[Start AVAILABLE RECORDS]
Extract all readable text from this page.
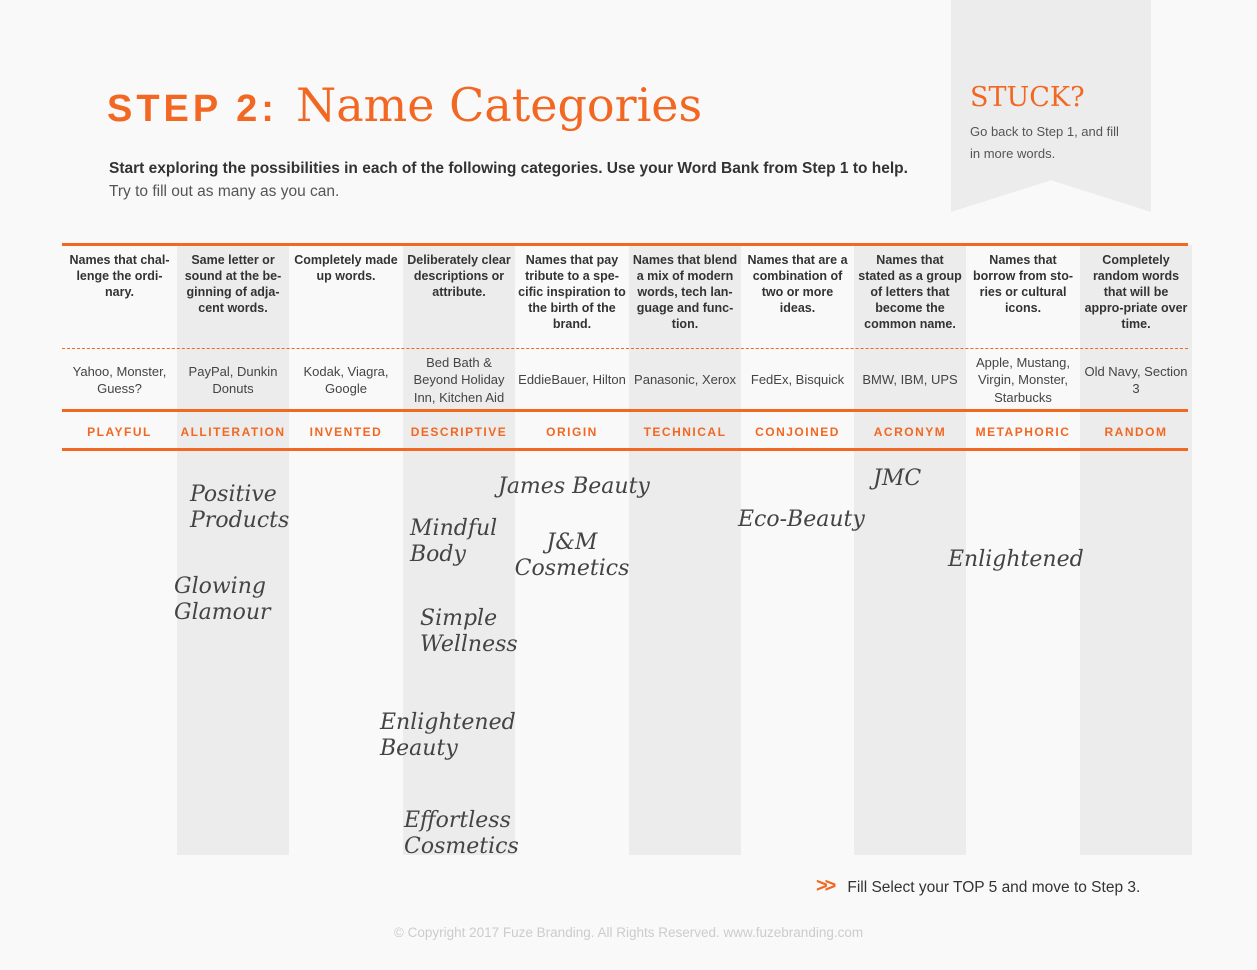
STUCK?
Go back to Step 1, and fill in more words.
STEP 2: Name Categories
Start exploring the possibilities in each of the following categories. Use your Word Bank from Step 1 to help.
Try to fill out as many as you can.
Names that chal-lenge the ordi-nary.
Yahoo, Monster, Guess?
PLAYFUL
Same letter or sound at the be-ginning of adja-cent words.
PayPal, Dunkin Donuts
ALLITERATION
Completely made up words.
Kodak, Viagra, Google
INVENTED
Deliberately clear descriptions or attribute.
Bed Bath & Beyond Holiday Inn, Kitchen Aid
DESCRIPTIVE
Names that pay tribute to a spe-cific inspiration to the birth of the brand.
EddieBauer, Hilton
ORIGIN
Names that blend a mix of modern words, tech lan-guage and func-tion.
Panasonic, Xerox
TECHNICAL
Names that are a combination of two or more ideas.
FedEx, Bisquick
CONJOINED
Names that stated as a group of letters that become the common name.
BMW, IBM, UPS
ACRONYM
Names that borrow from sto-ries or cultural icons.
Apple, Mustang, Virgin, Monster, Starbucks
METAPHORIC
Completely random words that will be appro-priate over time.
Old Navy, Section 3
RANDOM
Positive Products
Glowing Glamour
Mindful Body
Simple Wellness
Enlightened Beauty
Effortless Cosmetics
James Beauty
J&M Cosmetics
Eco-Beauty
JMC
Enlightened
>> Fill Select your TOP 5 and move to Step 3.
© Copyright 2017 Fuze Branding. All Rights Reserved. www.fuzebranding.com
[End AVAILABLE RECORDS]
#### TASK DETAILS:
Copy out the records above in full, exactly as written, but not the pictures.

#### ANSWER BELOW:
Extract all readable text from this page.
STUCK?
Go back to Step 1, and fill in more words.
STEP 2: Name Categories
Start exploring the possibilities in each of the following categories. Use your Word Bank from Step 1 to help.
Try to fill out as many as you can.
Names that chal-lenge the ordi-nary.
Yahoo, Monster, Guess?
PLAYFUL
Same letter or sound at the be-ginning of adja-cent words.
PayPal, Dunkin Donuts
ALLITERATION
Completely made up words.
Kodak, Viagra, Google
INVENTED
Deliberately clear descriptions or attribute.
Bed Bath & Beyond Holiday Inn, Kitchen Aid
DESCRIPTIVE
Names that pay tribute to a spe-cific inspiration to the birth of the brand.
EddieBauer, Hilton
ORIGIN
Names that blend a mix of modern words, tech lan-guage and func-tion.
Panasonic, Xerox
TECHNICAL
Names that are a combination of two or more ideas.
FedEx, Bisquick
CONJOINED
Names that stated as a group of letters that become the common name.
BMW, IBM, UPS
ACRONYM
Names that borrow from sto-ries or cultural icons.
Apple, Mustang, Virgin, Monster, Starbucks
METAPHORIC
Completely random words that will be appro-priate over time.
Old Navy, Section 3
RANDOM
Positive Products
Glowing Glamour
Mindful Body
Simple Wellness
Enlightened Beauty
Effortless Cosmetics
James Beauty
J&M Cosmetics
Eco-Beauty
JMC
Enlightened
>> Fill Select your TOP 5 and move to Step 3.
© Copyright 2017 Fuze Branding. All Rights Reserved. www.fuzebranding.com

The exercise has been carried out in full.